- What you should do
Transcribe the material word for word, but without the images.

- Figure record extracts
● ● ● ●

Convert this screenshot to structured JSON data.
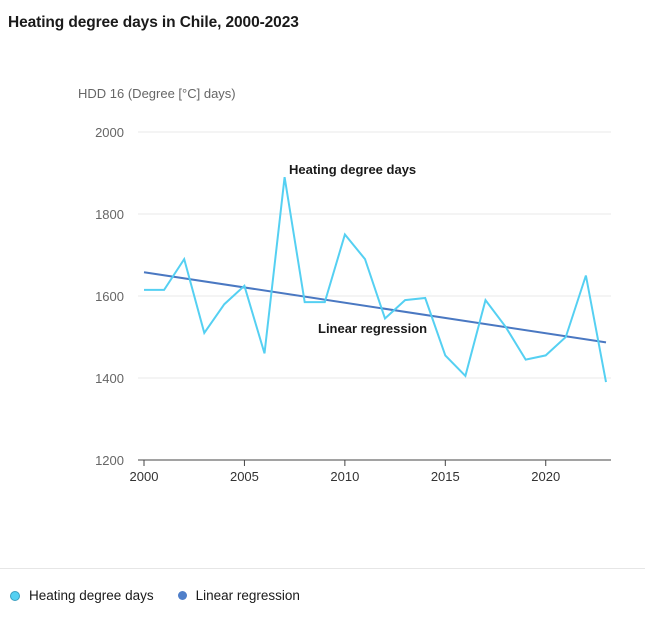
{
  "title": "Heating degree days in Chile, 2000-2023",
  "colors": {
    "hdd": "#55d0f2",
    "regression": "#4a78c2",
    "grid": "#e9e9e9",
    "axis": "#444444",
    "tick_text": "#666666"
  },
  "chart_data": {
    "type": "line",
    "ylabel": "HDD 16 (Degree [°C] days)",
    "ylim": [
      1200,
      2000
    ],
    "yticks": [
      1200,
      1400,
      1600,
      1800,
      2000
    ],
    "xlim": [
      2000,
      2023
    ],
    "xticks": [
      2000,
      2005,
      2010,
      2015,
      2020
    ],
    "grid": true,
    "x": [
      2000,
      2001,
      2002,
      2003,
      2004,
      2005,
      2006,
      2007,
      2008,
      2009,
      2010,
      2011,
      2012,
      2013,
      2014,
      2015,
      2016,
      2017,
      2018,
      2019,
      2020,
      2021,
      2022,
      2023
    ],
    "series": [
      {
        "name": "Heating degree days",
        "values": [
          1615,
          1615,
          1690,
          1510,
          1580,
          1625,
          1460,
          1890,
          1585,
          1585,
          1750,
          1690,
          1545,
          1590,
          1595,
          1455,
          1405,
          1590,
          1525,
          1445,
          1455,
          1500,
          1650,
          1390
        ]
      },
      {
        "name": "Linear regression",
        "values": [
          1658,
          1649,
          1641,
          1632,
          1624,
          1615,
          1607,
          1598,
          1590,
          1581,
          1573,
          1564,
          1556,
          1547,
          1539,
          1530,
          1522,
          1513,
          1505,
          1496,
          1488,
          1479,
          1471,
          1486
        ]
      }
    ],
    "annotations": [
      "Heating degree days",
      "Linear regression"
    ]
  },
  "legend": {
    "items": [
      {
        "label": "Heating degree days"
      },
      {
        "label": "Linear regression"
      }
    ]
  }
}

● ● ● ●

- Complete output
Convert this screenshot to structured JSON data.
{
  "title": "Heating degree days in Chile, 2000-2023",
  "colors": {
    "hdd": "#55d0f2",
    "regression": "#4a78c2",
    "grid": "#e9e9e9",
    "axis": "#444444",
    "tick_text": "#666666"
  },
  "chart_data": {
    "type": "line",
    "ylabel": "HDD 16 (Degree [°C] days)",
    "ylim": [
      1200,
      2000
    ],
    "yticks": [
      1200,
      1400,
      1600,
      1800,
      2000
    ],
    "xlim": [
      2000,
      2023
    ],
    "xticks": [
      2000,
      2005,
      2010,
      2015,
      2020
    ],
    "grid": true,
    "x": [
      2000,
      2001,
      2002,
      2003,
      2004,
      2005,
      2006,
      2007,
      2008,
      2009,
      2010,
      2011,
      2012,
      2013,
      2014,
      2015,
      2016,
      2017,
      2018,
      2019,
      2020,
      2021,
      2022,
      2023
    ],
    "series": [
      {
        "name": "Heating degree days",
        "values": [
          1615,
          1615,
          1690,
          1510,
          1580,
          1625,
          1460,
          1890,
          1585,
          1585,
          1750,
          1690,
          1545,
          1590,
          1595,
          1455,
          1405,
          1590,
          1525,
          1445,
          1455,
          1500,
          1650,
          1390
        ]
      },
      {
        "name": "Linear regression",
        "values": [
          1658,
          1649,
          1641,
          1632,
          1624,
          1615,
          1607,
          1598,
          1590,
          1581,
          1573,
          1564,
          1556,
          1547,
          1539,
          1530,
          1522,
          1513,
          1505,
          1496,
          1488,
          1479,
          1471,
          1486
        ]
      }
    ],
    "annotations": [
      "Heating degree days",
      "Linear regression"
    ]
  },
  "legend": {
    "items": [
      {
        "label": "Heating degree days"
      },
      {
        "label": "Linear regression"
      }
    ]
  }
}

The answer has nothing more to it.